Without omitting anything, return the records precisely as given.

Dataset items
------------------------

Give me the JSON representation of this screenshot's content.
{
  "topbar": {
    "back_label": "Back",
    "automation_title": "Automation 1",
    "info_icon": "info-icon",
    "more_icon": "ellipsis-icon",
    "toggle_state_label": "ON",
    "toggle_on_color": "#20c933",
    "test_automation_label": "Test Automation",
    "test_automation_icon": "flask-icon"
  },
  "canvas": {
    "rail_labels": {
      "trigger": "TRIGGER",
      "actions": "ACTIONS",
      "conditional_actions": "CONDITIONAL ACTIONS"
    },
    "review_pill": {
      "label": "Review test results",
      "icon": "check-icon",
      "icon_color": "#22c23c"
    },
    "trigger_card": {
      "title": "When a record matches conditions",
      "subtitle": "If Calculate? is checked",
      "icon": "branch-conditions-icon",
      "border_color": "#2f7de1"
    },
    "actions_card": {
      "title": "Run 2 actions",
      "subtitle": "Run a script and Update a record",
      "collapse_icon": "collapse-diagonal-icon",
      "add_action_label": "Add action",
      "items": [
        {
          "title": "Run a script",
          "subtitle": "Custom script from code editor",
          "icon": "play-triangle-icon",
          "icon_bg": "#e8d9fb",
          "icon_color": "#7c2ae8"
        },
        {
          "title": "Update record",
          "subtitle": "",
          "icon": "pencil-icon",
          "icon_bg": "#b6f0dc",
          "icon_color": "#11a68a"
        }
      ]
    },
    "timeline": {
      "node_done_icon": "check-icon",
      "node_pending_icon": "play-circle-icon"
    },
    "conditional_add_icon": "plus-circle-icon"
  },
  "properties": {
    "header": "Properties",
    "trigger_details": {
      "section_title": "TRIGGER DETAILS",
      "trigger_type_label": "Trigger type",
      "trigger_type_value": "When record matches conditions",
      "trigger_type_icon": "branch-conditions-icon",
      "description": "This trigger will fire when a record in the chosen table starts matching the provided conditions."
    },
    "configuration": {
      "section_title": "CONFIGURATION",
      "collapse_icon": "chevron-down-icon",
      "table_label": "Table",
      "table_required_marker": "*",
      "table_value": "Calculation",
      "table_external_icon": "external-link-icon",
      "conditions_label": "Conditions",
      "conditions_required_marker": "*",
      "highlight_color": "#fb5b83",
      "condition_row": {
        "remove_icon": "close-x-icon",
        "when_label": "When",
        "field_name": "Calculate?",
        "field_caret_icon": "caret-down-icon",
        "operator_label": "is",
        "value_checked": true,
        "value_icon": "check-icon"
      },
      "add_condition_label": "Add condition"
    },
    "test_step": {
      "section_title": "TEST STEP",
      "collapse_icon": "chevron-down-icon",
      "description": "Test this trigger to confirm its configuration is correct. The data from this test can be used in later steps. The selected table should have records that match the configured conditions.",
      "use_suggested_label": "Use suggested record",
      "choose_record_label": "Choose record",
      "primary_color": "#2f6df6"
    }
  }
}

------------------------

RESULT BELOW:
Give me the JSON representation of this screenshot's content.
{
  "topbar": {
    "back_label": "Back",
    "automation_title": "Automation 1",
    "info_icon": "info-icon",
    "more_icon": "ellipsis-icon",
    "toggle_state_label": "ON",
    "toggle_on_color": "#20c933",
    "test_automation_label": "Test Automation",
    "test_automation_icon": "flask-icon"
  },
  "canvas": {
    "rail_labels": {
      "trigger": "TRIGGER",
      "actions": "ACTIONS",
      "conditional_actions": "CONDITIONAL ACTIONS"
    },
    "review_pill": {
      "label": "Review test results",
      "icon": "check-icon",
      "icon_color": "#22c23c"
    },
    "trigger_card": {
      "title": "When a record matches conditions",
      "subtitle": "If Calculate? is checked",
      "icon": "branch-conditions-icon",
      "border_color": "#2f7de1"
    },
    "actions_card": {
      "title": "Run 2 actions",
      "subtitle": "Run a script and Update a record",
      "collapse_icon": "collapse-diagonal-icon",
      "add_action_label": "Add action",
      "items": [
        {
          "title": "Run a script",
          "subtitle": "Custom script from code editor",
          "icon": "play-triangle-icon",
          "icon_bg": "#e8d9fb",
          "icon_color": "#7c2ae8"
        },
        {
          "title": "Update record",
          "subtitle": "",
          "icon": "pencil-icon",
          "icon_bg": "#b6f0dc",
          "icon_color": "#11a68a"
        }
      ]
    },
    "timeline": {
      "node_done_icon": "check-icon",
      "node_pending_icon": "play-circle-icon"
    },
    "conditional_add_icon": "plus-circle-icon"
  },
  "properties": {
    "header": "Properties",
    "trigger_details": {
      "section_title": "TRIGGER DETAILS",
      "trigger_type_label": "Trigger type",
      "trigger_type_value": "When record matches conditions",
      "trigger_type_icon": "branch-conditions-icon",
      "description": "This trigger will fire when a record in the chosen table starts matching the provided conditions."
    },
    "configuration": {
      "section_title": "CONFIGURATION",
      "collapse_icon": "chevron-down-icon",
      "table_label": "Table",
      "table_required_marker": "*",
      "table_value": "Calculation",
      "table_external_icon": "external-link-icon",
      "conditions_label": "Conditions",
      "conditions_required_marker": "*",
      "highlight_color": "#fb5b83",
      "condition_row": {
        "remove_icon": "close-x-icon",
        "when_label": "When",
        "field_name": "Calculate?",
        "field_caret_icon": "caret-down-icon",
        "operator_label": "is",
        "value_checked": true,
        "value_icon": "check-icon"
      },
      "add_condition_label": "Add condition"
    },
    "test_step": {
      "section_title": "TEST STEP",
      "collapse_icon": "chevron-down-icon",
      "description": "Test this trigger to confirm its configuration is correct. The data from this test can be used in later steps. The selected table should have records that match the configured conditions.",
      "use_suggested_label": "Use suggested record",
      "choose_record_label": "Choose record",
      "primary_color": "#2f6df6"
    }
  }
}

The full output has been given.